Saved entries
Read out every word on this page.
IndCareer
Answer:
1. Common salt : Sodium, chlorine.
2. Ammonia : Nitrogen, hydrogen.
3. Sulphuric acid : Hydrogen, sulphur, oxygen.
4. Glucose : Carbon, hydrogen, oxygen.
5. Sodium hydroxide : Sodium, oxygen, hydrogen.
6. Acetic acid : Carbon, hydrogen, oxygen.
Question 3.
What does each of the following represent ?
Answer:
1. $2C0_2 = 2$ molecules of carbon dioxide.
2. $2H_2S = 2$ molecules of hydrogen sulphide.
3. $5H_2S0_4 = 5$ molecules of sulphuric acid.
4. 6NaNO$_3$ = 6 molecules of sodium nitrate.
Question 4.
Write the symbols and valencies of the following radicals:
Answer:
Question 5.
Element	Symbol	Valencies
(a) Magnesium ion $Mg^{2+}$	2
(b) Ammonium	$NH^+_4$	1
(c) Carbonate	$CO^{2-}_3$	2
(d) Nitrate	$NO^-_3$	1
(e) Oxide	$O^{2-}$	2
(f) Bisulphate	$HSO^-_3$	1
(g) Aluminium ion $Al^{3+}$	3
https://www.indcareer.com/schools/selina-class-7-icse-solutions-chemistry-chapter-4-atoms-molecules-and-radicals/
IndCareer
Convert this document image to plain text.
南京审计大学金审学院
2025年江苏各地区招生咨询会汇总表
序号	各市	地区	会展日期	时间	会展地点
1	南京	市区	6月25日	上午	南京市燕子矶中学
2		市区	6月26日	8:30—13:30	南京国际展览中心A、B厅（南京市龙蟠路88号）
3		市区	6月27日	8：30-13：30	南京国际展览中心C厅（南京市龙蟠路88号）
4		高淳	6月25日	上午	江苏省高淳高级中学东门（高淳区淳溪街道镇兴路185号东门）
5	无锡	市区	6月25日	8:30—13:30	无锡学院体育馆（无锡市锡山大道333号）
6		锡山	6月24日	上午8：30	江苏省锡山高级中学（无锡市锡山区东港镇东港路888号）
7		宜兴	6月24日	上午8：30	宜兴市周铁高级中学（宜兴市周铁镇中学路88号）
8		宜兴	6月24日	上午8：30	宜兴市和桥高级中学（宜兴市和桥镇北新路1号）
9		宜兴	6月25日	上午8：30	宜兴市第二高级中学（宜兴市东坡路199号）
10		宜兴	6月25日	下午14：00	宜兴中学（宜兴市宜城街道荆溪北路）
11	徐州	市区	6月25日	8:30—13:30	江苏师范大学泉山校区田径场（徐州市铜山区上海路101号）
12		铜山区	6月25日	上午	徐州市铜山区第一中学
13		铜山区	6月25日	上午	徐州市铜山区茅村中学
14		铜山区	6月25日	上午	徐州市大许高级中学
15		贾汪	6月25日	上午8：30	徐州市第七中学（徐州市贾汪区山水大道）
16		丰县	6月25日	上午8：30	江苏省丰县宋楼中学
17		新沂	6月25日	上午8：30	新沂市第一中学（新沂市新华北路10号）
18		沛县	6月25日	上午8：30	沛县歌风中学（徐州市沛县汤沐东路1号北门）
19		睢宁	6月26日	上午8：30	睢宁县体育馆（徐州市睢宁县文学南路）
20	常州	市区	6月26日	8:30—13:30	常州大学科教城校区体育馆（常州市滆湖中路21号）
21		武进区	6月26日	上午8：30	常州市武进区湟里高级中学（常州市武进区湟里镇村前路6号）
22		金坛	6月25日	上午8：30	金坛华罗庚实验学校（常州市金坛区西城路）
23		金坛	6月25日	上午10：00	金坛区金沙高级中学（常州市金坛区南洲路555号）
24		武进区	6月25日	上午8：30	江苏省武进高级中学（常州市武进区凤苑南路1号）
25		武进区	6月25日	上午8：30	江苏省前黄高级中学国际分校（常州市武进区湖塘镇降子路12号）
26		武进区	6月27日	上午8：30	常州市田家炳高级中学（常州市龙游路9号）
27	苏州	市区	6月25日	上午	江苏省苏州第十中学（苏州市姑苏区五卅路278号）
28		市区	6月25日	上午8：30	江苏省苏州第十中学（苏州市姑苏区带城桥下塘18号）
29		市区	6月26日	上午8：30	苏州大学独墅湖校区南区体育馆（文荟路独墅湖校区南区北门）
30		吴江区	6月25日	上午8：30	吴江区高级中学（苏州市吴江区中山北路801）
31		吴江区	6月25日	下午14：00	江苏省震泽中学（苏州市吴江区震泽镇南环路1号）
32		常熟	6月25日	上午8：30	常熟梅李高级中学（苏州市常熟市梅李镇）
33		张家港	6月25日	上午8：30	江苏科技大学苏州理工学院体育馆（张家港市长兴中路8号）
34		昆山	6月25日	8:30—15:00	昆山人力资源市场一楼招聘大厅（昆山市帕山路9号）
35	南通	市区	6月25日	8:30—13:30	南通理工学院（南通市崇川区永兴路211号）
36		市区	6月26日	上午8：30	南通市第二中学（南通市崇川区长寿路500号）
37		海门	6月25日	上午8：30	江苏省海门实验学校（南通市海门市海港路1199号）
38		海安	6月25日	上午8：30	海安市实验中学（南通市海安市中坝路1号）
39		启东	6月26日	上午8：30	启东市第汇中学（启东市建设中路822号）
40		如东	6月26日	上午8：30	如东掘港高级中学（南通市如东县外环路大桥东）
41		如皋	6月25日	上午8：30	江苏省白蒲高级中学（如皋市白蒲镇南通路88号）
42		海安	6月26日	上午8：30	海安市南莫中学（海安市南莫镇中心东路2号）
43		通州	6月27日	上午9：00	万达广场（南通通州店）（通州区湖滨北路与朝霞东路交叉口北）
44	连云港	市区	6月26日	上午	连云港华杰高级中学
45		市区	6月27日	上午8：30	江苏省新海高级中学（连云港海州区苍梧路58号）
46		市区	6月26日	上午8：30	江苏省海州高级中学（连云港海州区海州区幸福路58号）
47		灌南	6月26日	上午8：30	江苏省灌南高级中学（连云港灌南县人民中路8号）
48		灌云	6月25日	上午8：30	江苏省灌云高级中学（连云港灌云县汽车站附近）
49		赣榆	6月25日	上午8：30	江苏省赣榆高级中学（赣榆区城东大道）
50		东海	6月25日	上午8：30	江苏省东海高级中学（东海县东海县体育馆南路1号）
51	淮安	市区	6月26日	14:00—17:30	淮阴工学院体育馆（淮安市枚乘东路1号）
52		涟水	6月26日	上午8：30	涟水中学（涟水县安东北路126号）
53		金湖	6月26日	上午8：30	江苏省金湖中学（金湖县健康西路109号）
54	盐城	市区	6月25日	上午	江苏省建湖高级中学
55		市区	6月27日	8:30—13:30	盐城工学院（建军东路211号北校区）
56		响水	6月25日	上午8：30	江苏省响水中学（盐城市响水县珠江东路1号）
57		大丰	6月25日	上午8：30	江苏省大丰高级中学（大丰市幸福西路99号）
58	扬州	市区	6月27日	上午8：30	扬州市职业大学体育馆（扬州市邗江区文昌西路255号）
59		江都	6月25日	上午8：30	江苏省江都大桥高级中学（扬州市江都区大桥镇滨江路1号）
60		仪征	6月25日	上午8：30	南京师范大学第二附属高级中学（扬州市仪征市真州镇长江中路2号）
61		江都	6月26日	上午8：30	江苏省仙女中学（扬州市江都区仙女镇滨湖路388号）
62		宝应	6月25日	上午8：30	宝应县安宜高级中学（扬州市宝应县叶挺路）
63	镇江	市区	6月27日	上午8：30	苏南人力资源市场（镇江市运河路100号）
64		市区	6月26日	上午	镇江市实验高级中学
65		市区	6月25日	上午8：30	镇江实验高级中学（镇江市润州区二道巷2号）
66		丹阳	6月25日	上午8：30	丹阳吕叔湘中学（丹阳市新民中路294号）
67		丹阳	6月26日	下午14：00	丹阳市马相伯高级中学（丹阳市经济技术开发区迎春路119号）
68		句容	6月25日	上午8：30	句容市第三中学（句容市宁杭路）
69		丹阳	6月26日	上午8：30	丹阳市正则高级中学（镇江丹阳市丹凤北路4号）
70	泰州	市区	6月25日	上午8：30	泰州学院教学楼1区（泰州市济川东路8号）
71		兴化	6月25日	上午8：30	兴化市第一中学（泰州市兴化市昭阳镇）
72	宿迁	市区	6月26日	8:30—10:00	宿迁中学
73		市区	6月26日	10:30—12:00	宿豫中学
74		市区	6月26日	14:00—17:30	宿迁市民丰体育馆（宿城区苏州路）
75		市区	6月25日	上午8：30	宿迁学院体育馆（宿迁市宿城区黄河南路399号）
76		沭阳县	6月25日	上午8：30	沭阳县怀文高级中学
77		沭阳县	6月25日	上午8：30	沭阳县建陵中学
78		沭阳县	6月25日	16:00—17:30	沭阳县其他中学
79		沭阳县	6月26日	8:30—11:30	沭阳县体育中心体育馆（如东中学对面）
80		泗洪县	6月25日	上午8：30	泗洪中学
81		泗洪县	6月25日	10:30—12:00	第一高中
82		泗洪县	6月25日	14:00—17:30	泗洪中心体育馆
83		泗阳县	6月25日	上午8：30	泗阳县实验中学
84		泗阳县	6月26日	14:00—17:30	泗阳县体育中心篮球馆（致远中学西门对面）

▸ **Aim of the exercise**
Return all the lines that contain the string "江苏省苏州第十中学".

▸ **Response below**
27	苏州	市区	6月25日	上午	江苏省苏州第十中学（苏州市姑苏区五卅路278号）
28		市区	6月25日	上午8：30	江苏省苏州第十中学（苏州市姑苏区带城桥下塘18号）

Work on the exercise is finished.